> [Goal]: Switch every "legend-swatch" to "legend-marker" in the listings below and reproduce them with nothing else changed. Leave the pictures out of your answer.

━━━━━ Records to process

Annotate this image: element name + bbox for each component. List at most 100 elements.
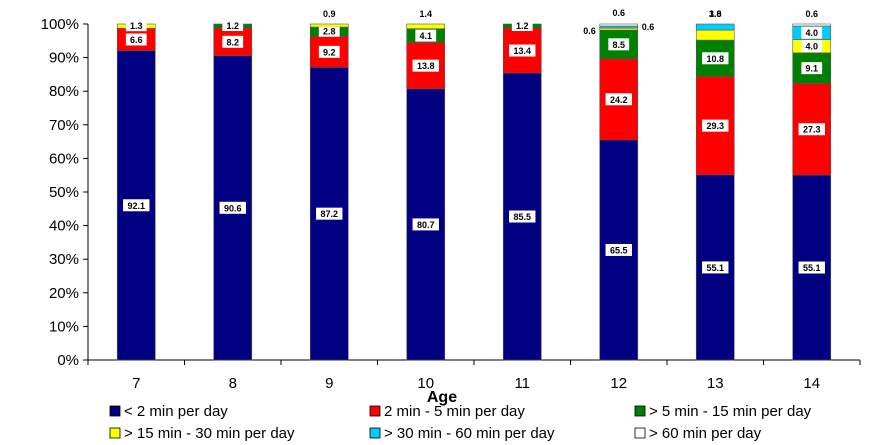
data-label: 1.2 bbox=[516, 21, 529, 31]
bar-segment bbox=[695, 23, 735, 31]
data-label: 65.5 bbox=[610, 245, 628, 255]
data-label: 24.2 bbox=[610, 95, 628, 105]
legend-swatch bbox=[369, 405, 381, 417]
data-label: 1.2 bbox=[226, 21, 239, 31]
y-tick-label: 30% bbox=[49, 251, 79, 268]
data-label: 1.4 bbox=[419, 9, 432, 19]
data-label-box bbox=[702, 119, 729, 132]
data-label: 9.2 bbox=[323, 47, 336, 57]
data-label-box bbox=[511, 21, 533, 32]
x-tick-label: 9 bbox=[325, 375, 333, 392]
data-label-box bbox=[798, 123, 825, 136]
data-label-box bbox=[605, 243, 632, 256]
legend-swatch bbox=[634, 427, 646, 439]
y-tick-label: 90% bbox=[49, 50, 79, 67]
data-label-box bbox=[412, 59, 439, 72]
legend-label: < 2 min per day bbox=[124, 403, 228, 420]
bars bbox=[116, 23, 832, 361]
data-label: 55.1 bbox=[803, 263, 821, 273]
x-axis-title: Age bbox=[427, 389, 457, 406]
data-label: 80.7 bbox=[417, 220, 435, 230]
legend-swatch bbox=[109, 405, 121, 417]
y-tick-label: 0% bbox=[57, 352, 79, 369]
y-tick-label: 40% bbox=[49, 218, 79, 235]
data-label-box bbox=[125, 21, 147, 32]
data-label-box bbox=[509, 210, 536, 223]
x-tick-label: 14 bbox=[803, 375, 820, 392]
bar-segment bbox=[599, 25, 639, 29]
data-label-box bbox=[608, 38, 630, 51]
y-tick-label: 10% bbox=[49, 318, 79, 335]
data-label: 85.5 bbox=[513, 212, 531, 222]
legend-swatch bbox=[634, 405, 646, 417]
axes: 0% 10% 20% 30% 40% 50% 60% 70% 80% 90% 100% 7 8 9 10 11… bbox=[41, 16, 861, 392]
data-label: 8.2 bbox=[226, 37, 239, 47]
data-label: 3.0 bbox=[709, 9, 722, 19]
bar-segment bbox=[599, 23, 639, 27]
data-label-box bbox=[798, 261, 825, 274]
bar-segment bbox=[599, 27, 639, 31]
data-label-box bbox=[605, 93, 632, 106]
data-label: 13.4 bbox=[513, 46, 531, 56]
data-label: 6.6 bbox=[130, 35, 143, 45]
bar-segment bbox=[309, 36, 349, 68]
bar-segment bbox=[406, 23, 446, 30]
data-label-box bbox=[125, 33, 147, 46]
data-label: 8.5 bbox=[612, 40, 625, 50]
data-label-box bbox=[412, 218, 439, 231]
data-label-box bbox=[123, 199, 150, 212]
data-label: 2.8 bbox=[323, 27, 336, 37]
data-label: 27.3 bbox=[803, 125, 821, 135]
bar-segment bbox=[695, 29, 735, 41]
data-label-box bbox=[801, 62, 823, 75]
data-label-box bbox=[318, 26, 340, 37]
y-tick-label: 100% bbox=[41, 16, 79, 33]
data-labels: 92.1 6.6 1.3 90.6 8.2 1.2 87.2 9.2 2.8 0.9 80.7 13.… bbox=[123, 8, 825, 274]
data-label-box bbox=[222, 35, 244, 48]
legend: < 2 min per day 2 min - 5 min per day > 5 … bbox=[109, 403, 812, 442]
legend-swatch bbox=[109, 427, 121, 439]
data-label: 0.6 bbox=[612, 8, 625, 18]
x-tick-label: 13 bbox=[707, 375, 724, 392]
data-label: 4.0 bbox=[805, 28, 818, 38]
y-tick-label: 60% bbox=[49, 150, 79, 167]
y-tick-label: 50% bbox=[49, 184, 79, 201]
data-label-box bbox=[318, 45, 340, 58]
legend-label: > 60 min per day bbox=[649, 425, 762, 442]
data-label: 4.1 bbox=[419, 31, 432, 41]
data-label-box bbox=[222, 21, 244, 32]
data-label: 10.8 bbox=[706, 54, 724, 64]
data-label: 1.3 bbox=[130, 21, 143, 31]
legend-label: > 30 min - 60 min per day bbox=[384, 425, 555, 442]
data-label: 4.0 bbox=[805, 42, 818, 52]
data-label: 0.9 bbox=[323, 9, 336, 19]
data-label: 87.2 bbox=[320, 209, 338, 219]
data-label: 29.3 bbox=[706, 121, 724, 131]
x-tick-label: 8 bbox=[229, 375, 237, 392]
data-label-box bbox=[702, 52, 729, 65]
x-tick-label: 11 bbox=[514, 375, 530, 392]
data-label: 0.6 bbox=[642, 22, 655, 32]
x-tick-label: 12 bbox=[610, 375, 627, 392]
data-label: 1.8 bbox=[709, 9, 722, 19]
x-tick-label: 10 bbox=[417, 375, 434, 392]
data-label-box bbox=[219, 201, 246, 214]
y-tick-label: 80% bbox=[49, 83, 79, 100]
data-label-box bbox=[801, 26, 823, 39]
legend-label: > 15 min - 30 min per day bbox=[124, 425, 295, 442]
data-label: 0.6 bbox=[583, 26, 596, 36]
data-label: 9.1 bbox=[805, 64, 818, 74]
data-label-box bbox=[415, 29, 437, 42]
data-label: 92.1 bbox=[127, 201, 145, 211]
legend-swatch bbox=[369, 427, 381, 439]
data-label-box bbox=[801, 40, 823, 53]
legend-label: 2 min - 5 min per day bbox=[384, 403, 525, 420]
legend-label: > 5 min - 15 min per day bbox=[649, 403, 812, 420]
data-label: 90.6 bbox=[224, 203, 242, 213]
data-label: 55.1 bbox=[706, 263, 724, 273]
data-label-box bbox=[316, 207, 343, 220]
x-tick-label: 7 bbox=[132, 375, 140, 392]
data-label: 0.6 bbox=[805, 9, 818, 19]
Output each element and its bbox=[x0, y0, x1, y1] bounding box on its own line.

━━━━━━━━━━

> [Answer for this exercise]:
Annotate this image: element name + bbox for each component. List at most 100 elements.
data-label: 1.2 bbox=[516, 21, 529, 31]
bar-segment bbox=[695, 23, 735, 31]
data-label: 65.5 bbox=[610, 245, 628, 255]
data-label: 24.2 bbox=[610, 95, 628, 105]
legend-marker bbox=[369, 405, 381, 417]
data-label: 1.2 bbox=[226, 21, 239, 31]
y-tick-label: 30% bbox=[49, 251, 79, 268]
data-label: 1.4 bbox=[419, 9, 432, 19]
data-label-box bbox=[702, 119, 729, 132]
data-label: 9.2 bbox=[323, 47, 336, 57]
data-label-box bbox=[511, 21, 533, 32]
x-tick-label: 9 bbox=[325, 375, 333, 392]
data-label-box bbox=[798, 123, 825, 136]
data-label-box bbox=[605, 243, 632, 256]
legend-marker bbox=[634, 427, 646, 439]
y-tick-label: 90% bbox=[49, 50, 79, 67]
data-label-box bbox=[412, 59, 439, 72]
legend-label: < 2 min per day bbox=[124, 403, 228, 420]
bars bbox=[116, 23, 832, 361]
data-label: 55.1 bbox=[803, 263, 821, 273]
x-axis-title: Age bbox=[427, 389, 457, 406]
data-label: 80.7 bbox=[417, 220, 435, 230]
legend-marker bbox=[109, 405, 121, 417]
y-tick-label: 0% bbox=[57, 352, 79, 369]
y-tick-label: 40% bbox=[49, 218, 79, 235]
data-label-box bbox=[125, 21, 147, 32]
data-label-box bbox=[509, 210, 536, 223]
x-tick-label: 14 bbox=[803, 375, 820, 392]
bar-segment bbox=[599, 25, 639, 29]
data-label-box bbox=[608, 38, 630, 51]
y-tick-label: 10% bbox=[49, 318, 79, 335]
data-label: 85.5 bbox=[513, 212, 531, 222]
legend-marker bbox=[634, 405, 646, 417]
axes: 0% 10% 20% 30% 40% 50% 60% 70% 80% 90% 100% 7 8 9 10 11… bbox=[41, 16, 861, 392]
data-label: 8.2 bbox=[226, 37, 239, 47]
data-label: 3.0 bbox=[709, 9, 722, 19]
bar-segment bbox=[599, 23, 639, 27]
data-label-box bbox=[798, 261, 825, 274]
bar-segment bbox=[599, 27, 639, 31]
data-label-box bbox=[605, 93, 632, 106]
data-label: 13.4 bbox=[513, 46, 531, 56]
data-label: 6.6 bbox=[130, 35, 143, 45]
bar-segment bbox=[309, 36, 349, 68]
bar-segment bbox=[406, 23, 446, 30]
data-label-box bbox=[125, 33, 147, 46]
data-label: 8.5 bbox=[612, 40, 625, 50]
data-label-box bbox=[412, 218, 439, 231]
data-label-box bbox=[123, 199, 150, 212]
data-label: 2.8 bbox=[323, 27, 336, 37]
data-label: 27.3 bbox=[803, 125, 821, 135]
bar-segment bbox=[695, 29, 735, 41]
data-label-box bbox=[801, 62, 823, 75]
data-label-box bbox=[318, 26, 340, 37]
y-tick-label: 100% bbox=[41, 16, 79, 33]
data-labels: 92.1 6.6 1.3 90.6 8.2 1.2 87.2 9.2 2.8 0.9 80.7 13.… bbox=[123, 8, 825, 274]
data-label-box bbox=[222, 35, 244, 48]
legend: < 2 min per day 2 min - 5 min per day > 5 … bbox=[109, 403, 812, 442]
legend-marker bbox=[109, 427, 121, 439]
data-label: 0.6 bbox=[612, 8, 625, 18]
x-tick-label: 13 bbox=[707, 375, 724, 392]
data-label: 4.0 bbox=[805, 28, 818, 38]
y-tick-label: 60% bbox=[49, 150, 79, 167]
y-tick-label: 50% bbox=[49, 184, 79, 201]
data-label-box bbox=[318, 45, 340, 58]
legend-label: > 60 min per day bbox=[649, 425, 762, 442]
data-label: 4.1 bbox=[419, 31, 432, 41]
data-label-box bbox=[222, 21, 244, 32]
data-label: 10.8 bbox=[706, 54, 724, 64]
data-label: 1.3 bbox=[130, 21, 143, 31]
legend-label: > 30 min - 60 min per day bbox=[384, 425, 555, 442]
data-label: 4.0 bbox=[805, 42, 818, 52]
data-label: 0.9 bbox=[323, 9, 336, 19]
data-label: 87.2 bbox=[320, 209, 338, 219]
data-label: 29.3 bbox=[706, 121, 724, 131]
x-tick-label: 8 bbox=[229, 375, 237, 392]
data-label-box bbox=[702, 52, 729, 65]
x-tick-label: 11 bbox=[514, 375, 530, 392]
data-label: 0.6 bbox=[642, 22, 655, 32]
x-tick-label: 12 bbox=[610, 375, 627, 392]
data-label: 1.8 bbox=[709, 9, 722, 19]
x-tick-label: 10 bbox=[417, 375, 434, 392]
data-label-box bbox=[219, 201, 246, 214]
y-tick-label: 80% bbox=[49, 83, 79, 100]
data-label-box bbox=[801, 26, 823, 39]
legend-label: > 15 min - 30 min per day bbox=[124, 425, 295, 442]
data-label: 0.6 bbox=[583, 26, 596, 36]
data-label: 9.1 bbox=[805, 64, 818, 74]
data-label-box bbox=[415, 29, 437, 42]
data-label: 92.1 bbox=[127, 201, 145, 211]
legend-marker bbox=[369, 427, 381, 439]
data-label-box bbox=[801, 40, 823, 53]
legend-label: 2 min - 5 min per day bbox=[384, 403, 525, 420]
legend-label: > 5 min - 15 min per day bbox=[649, 403, 812, 420]
data-label: 90.6 bbox=[224, 203, 242, 213]
data-label: 55.1 bbox=[706, 263, 724, 273]
data-label-box bbox=[316, 207, 343, 220]
x-tick-label: 7 bbox=[132, 375, 140, 392]
data-label: 0.6 bbox=[805, 9, 818, 19]
Output each element and its bbox=[x0, y0, x1, y1] bounding box on its own line.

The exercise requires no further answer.